#### [Exercise prompt]
Each line of the material must be returned exactly.

(Items from a data source)
======

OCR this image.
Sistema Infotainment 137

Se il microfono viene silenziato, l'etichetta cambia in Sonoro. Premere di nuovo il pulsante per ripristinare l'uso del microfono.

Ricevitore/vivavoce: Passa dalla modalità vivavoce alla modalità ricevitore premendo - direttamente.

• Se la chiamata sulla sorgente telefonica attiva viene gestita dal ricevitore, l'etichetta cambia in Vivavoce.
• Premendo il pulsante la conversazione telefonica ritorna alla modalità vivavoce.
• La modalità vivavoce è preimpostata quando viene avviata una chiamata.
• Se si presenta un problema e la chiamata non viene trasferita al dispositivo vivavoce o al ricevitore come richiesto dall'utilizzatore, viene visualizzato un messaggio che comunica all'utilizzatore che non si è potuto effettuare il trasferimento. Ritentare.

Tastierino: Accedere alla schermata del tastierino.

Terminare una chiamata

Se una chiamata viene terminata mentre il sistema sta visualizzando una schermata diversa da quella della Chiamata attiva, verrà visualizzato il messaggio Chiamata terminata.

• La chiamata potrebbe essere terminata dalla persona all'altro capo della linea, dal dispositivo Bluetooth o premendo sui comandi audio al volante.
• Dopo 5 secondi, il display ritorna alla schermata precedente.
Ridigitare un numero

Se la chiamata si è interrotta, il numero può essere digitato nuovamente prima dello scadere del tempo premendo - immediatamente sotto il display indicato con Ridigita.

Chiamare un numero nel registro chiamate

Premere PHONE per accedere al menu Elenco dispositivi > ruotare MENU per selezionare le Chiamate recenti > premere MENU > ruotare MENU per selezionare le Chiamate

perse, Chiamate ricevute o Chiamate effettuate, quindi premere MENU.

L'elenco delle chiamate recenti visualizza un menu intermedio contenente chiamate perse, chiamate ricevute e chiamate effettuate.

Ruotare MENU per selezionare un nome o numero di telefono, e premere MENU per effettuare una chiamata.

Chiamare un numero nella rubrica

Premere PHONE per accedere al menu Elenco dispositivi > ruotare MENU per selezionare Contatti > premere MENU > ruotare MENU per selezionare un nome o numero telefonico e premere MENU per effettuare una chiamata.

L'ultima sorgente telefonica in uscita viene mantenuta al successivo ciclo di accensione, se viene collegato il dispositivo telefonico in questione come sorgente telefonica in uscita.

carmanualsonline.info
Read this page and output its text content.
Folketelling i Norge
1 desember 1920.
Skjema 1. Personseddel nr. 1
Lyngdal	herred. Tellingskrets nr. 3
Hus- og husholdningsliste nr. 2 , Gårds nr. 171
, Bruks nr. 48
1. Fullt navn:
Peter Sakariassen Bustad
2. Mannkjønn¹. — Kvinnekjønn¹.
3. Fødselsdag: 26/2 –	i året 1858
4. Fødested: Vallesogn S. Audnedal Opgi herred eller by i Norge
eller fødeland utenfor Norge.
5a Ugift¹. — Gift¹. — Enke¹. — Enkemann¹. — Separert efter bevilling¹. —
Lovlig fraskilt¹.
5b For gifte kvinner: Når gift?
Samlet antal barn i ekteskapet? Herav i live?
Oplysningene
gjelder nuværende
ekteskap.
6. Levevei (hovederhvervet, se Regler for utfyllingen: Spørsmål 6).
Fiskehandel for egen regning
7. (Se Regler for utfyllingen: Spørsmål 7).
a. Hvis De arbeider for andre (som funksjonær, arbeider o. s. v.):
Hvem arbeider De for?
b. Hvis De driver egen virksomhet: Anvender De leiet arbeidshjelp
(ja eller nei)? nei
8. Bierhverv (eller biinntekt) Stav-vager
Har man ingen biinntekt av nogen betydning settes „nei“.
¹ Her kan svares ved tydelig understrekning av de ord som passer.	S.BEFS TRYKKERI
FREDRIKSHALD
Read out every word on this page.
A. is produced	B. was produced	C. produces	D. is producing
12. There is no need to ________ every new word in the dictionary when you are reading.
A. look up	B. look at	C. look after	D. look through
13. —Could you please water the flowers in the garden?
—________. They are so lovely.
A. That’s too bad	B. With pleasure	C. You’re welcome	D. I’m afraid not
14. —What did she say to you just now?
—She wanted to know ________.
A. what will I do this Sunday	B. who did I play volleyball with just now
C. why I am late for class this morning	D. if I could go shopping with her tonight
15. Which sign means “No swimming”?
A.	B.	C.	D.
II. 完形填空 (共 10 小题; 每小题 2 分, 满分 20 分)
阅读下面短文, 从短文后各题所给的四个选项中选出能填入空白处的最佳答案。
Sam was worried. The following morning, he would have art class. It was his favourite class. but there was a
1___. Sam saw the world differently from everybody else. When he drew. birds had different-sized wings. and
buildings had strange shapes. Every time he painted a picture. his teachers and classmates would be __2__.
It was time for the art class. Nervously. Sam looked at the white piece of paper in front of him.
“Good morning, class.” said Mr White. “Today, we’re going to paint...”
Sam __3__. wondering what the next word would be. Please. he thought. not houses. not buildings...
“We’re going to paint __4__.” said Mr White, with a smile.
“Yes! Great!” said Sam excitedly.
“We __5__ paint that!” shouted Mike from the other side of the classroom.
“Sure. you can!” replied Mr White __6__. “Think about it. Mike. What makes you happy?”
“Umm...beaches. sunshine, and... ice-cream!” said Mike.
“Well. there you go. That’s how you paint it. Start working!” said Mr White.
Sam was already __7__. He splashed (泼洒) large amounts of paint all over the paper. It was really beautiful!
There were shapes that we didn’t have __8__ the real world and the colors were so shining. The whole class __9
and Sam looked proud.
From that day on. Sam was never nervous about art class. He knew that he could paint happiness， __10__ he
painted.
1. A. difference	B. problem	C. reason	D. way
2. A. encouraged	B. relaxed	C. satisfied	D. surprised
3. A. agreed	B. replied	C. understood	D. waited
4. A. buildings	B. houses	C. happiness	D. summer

======

#### [Answer]
OCR this image.
Sistema Infotainment 137

Se il microfono viene silenziato, l'etichetta cambia in Sonoro. Premere di nuovo il pulsante per ripristinare l'uso del microfono.

Ricevitore/vivavoce: Passa dalla modalità vivavoce alla modalità ricevitore premendo - direttamente.

• Se la chiamata sulla sorgente telefonica attiva viene gestita dal ricevitore, l'etichetta cambia in Vivavoce.
• Premendo il pulsante la conversazione telefonica ritorna alla modalità vivavoce.
• La modalità vivavoce è preimpostata quando viene avviata una chiamata.
• Se si presenta un problema e la chiamata non viene trasferita al dispositivo vivavoce o al ricevitore come richiesto dall'utilizzatore, viene visualizzato un messaggio che comunica all'utilizzatore che non si è potuto effettuare il trasferimento. Ritentare.

Tastierino: Accedere alla schermata del tastierino.

Terminare una chiamata

Se una chiamata viene terminata mentre il sistema sta visualizzando una schermata diversa da quella della Chiamata attiva, verrà visualizzato il messaggio Chiamata terminata.

• La chiamata potrebbe essere terminata dalla persona all'altro capo della linea, dal dispositivo Bluetooth o premendo sui comandi audio al volante.
• Dopo 5 secondi, il display ritorna alla schermata precedente.
Ridigitare un numero

Se la chiamata si è interrotta, il numero può essere digitato nuovamente prima dello scadere del tempo premendo - immediatamente sotto il display indicato con Ridigita.

Chiamare un numero nel registro chiamate

Premere PHONE per accedere al menu Elenco dispositivi > ruotare MENU per selezionare le Chiamate recenti > premere MENU > ruotare MENU per selezionare le Chiamate

perse, Chiamate ricevute o Chiamate effettuate, quindi premere MENU.

L'elenco delle chiamate recenti visualizza un menu intermedio contenente chiamate perse, chiamate ricevute e chiamate effettuate.

Ruotare MENU per selezionare un nome o numero di telefono, e premere MENU per effettuare una chiamata.

Chiamare un numero nella rubrica

Premere PHONE per accedere al menu Elenco dispositivi > ruotare MENU per selezionare Contatti > premere MENU > ruotare MENU per selezionare un nome o numero telefonico e premere MENU per effettuare una chiamata.

L'ultima sorgente telefonica in uscita viene mantenuta al successivo ciclo di accensione, se viene collegato il dispositivo telefonico in questione come sorgente telefonica in uscita.

carmanualsonline.info
Read this page and output its text content.
Folketelling i Norge
1 desember 1920.
Skjema 1. Personseddel nr. 1
Lyngdal	herred. Tellingskrets nr. 3
Hus- og husholdningsliste nr. 2 , Gårds nr. 171
, Bruks nr. 48
1. Fullt navn:
Peter Sakariassen Bustad
2. Mannkjønn¹. — Kvinnekjønn¹.
3. Fødselsdag: 26/2 –	i året 1858
4. Fødested: Vallesogn S. Audnedal Opgi herred eller by i Norge
eller fødeland utenfor Norge.
5a Ugift¹. — Gift¹. — Enke¹. — Enkemann¹. — Separert efter bevilling¹. —
Lovlig fraskilt¹.
5b For gifte kvinner: Når gift?
Samlet antal barn i ekteskapet? Herav i live?
Oplysningene
gjelder nuværende
ekteskap.
6. Levevei (hovederhvervet, se Regler for utfyllingen: Spørsmål 6).
Fiskehandel for egen regning
7. (Se Regler for utfyllingen: Spørsmål 7).
a. Hvis De arbeider for andre (som funksjonær, arbeider o. s. v.):
Hvem arbeider De for?
b. Hvis De driver egen virksomhet: Anvender De leiet arbeidshjelp
(ja eller nei)? nei
8. Bierhverv (eller biinntekt) Stav-vager
Har man ingen biinntekt av nogen betydning settes „nei“.
¹ Her kan svares ved tydelig understrekning av de ord som passer.	S.BEFS TRYKKERI
FREDRIKSHALD
Read out every word on this page.
A. is produced	B. was produced	C. produces	D. is producing
12. There is no need to ________ every new word in the dictionary when you are reading.
A. look up	B. look at	C. look after	D. look through
13. —Could you please water the flowers in the garden?
—________. They are so lovely.
A. That’s too bad	B. With pleasure	C. You’re welcome	D. I’m afraid not
14. —What did she say to you just now?
—She wanted to know ________.
A. what will I do this Sunday	B. who did I play volleyball with just now
C. why I am late for class this morning	D. if I could go shopping with her tonight
15. Which sign means “No swimming”?
A.	B.	C.	D.
II. 完形填空 (共 10 小题; 每小题 2 分, 满分 20 分)
阅读下面短文, 从短文后各题所给的四个选项中选出能填入空白处的最佳答案。
Sam was worried. The following morning, he would have art class. It was his favourite class. but there was a
1___. Sam saw the world differently from everybody else. When he drew. birds had different-sized wings. and
buildings had strange shapes. Every time he painted a picture. his teachers and classmates would be __2__.
It was time for the art class. Nervously. Sam looked at the white piece of paper in front of him.
“Good morning, class.” said Mr White. “Today, we’re going to paint...”
Sam __3__. wondering what the next word would be. Please. he thought. not houses. not buildings...
“We’re going to paint __4__.” said Mr White, with a smile.
“Yes! Great!” said Sam excitedly.
“We __5__ paint that!” shouted Mike from the other side of the classroom.
“Sure. you can!” replied Mr White __6__. “Think about it. Mike. What makes you happy?”
“Umm...beaches. sunshine, and... ice-cream!” said Mike.
“Well. there you go. That’s how you paint it. Start working!” said Mr White.
Sam was already __7__. He splashed (泼洒) large amounts of paint all over the paper. It was really beautiful!
There were shapes that we didn’t have __8__ the real world and the colors were so shining. The whole class __9
and Sam looked proud.
From that day on. Sam was never nervous about art class. He knew that he could paint happiness， __10__ he
painted.
1. A. difference	B. problem	C. reason	D. way
2. A. encouraged	B. relaxed	C. satisfied	D. surprised
3. A. agreed	B. replied	C. understood	D. waited
4. A. buildings	B. houses	C. happiness	D. summer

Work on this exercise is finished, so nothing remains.